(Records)

----

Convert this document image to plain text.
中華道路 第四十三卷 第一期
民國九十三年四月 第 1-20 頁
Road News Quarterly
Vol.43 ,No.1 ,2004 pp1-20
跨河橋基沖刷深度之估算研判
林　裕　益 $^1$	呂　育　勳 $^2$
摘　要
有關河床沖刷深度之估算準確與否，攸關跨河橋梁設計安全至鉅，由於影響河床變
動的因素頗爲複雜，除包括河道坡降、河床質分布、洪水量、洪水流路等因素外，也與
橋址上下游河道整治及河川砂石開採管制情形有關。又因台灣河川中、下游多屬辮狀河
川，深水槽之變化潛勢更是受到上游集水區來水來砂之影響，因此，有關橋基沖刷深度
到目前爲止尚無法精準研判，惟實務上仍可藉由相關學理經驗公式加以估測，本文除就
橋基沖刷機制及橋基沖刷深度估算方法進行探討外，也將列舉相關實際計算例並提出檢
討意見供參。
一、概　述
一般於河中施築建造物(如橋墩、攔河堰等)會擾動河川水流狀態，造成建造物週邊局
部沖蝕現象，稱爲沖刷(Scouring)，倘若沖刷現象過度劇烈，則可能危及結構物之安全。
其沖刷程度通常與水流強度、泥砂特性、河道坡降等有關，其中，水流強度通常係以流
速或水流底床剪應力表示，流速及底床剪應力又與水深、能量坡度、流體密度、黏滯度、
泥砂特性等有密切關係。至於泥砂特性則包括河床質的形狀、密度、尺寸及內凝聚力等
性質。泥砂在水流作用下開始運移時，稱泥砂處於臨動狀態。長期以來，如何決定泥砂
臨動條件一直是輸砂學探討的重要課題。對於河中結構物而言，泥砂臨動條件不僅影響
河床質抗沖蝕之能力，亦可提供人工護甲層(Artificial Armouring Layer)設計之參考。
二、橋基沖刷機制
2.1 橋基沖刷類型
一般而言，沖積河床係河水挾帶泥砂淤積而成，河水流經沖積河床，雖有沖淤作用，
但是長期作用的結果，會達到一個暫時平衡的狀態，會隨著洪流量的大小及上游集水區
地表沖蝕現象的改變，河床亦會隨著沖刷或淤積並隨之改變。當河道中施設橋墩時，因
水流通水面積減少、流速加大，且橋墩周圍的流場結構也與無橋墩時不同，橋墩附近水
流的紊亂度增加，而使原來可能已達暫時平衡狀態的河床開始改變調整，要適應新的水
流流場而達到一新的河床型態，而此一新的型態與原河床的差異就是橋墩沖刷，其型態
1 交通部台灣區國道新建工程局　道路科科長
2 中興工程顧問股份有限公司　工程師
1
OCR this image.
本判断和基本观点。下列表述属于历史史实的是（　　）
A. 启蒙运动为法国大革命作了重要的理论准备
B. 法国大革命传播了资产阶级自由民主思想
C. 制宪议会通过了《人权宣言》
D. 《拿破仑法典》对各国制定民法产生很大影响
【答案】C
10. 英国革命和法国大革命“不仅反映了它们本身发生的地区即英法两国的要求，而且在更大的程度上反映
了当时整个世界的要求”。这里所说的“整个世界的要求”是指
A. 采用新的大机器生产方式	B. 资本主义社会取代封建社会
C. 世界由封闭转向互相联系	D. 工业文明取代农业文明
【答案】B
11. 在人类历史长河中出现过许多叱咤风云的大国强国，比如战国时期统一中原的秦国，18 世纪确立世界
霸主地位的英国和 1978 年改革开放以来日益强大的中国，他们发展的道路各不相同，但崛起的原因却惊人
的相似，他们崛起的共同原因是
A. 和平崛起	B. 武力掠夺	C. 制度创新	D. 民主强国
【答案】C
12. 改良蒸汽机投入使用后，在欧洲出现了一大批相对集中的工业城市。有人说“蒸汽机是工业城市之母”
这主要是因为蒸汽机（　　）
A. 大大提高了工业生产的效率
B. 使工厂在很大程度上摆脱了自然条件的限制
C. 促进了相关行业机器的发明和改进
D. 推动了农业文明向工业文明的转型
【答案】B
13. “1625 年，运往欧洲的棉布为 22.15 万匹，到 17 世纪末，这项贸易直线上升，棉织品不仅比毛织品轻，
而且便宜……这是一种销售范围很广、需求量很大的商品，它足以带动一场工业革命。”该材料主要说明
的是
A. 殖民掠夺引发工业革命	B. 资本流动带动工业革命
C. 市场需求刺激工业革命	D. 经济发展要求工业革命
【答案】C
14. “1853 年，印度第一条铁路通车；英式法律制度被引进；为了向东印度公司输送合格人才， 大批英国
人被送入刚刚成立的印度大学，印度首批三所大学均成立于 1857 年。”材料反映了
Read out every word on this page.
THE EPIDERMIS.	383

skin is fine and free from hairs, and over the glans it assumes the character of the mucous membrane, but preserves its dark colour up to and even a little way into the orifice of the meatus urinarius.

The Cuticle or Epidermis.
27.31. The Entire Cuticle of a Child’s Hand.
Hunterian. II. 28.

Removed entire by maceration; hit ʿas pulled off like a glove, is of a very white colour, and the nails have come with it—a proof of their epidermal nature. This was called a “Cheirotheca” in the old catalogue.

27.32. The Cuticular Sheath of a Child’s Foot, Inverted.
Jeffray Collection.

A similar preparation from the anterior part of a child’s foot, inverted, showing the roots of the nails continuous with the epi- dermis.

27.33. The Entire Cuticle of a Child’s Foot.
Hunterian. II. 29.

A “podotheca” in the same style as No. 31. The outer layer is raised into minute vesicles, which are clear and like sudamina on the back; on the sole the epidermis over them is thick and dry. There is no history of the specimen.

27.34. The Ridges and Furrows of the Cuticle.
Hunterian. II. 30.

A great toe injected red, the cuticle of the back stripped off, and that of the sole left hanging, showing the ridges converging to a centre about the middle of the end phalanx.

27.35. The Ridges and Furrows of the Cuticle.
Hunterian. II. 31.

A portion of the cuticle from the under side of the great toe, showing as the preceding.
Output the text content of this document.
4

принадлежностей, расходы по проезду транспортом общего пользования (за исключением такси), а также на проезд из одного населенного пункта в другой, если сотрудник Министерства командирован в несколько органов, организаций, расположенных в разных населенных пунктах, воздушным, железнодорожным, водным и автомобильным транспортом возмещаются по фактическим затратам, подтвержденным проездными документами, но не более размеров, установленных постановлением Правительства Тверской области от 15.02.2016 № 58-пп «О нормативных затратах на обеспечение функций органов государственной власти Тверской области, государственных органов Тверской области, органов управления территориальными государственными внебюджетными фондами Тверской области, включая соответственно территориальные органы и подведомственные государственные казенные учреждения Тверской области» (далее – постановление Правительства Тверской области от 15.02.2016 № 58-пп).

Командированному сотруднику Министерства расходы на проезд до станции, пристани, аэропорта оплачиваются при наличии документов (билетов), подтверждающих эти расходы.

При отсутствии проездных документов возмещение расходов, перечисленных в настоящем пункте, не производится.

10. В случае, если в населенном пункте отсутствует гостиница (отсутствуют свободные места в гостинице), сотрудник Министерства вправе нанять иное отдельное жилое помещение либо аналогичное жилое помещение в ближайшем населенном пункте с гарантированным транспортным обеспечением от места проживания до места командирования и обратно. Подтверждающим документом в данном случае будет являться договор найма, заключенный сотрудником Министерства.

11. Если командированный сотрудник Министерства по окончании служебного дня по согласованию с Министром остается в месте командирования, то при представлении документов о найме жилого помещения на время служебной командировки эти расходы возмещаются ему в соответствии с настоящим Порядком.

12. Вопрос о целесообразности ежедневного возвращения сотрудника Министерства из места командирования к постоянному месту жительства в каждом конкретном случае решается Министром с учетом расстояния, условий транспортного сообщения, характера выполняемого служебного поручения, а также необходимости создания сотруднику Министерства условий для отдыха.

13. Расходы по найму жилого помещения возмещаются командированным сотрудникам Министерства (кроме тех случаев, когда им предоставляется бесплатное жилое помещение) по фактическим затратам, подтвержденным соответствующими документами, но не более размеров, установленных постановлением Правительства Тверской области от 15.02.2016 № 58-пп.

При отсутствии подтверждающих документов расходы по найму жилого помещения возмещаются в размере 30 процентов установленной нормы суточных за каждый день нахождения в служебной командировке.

----

▸ TASK DESCRIPTION: Find the count of lines in the data above where the string "Hunterian" occurs. Provide that number alone.

▸ CORRECT ANSWER: 4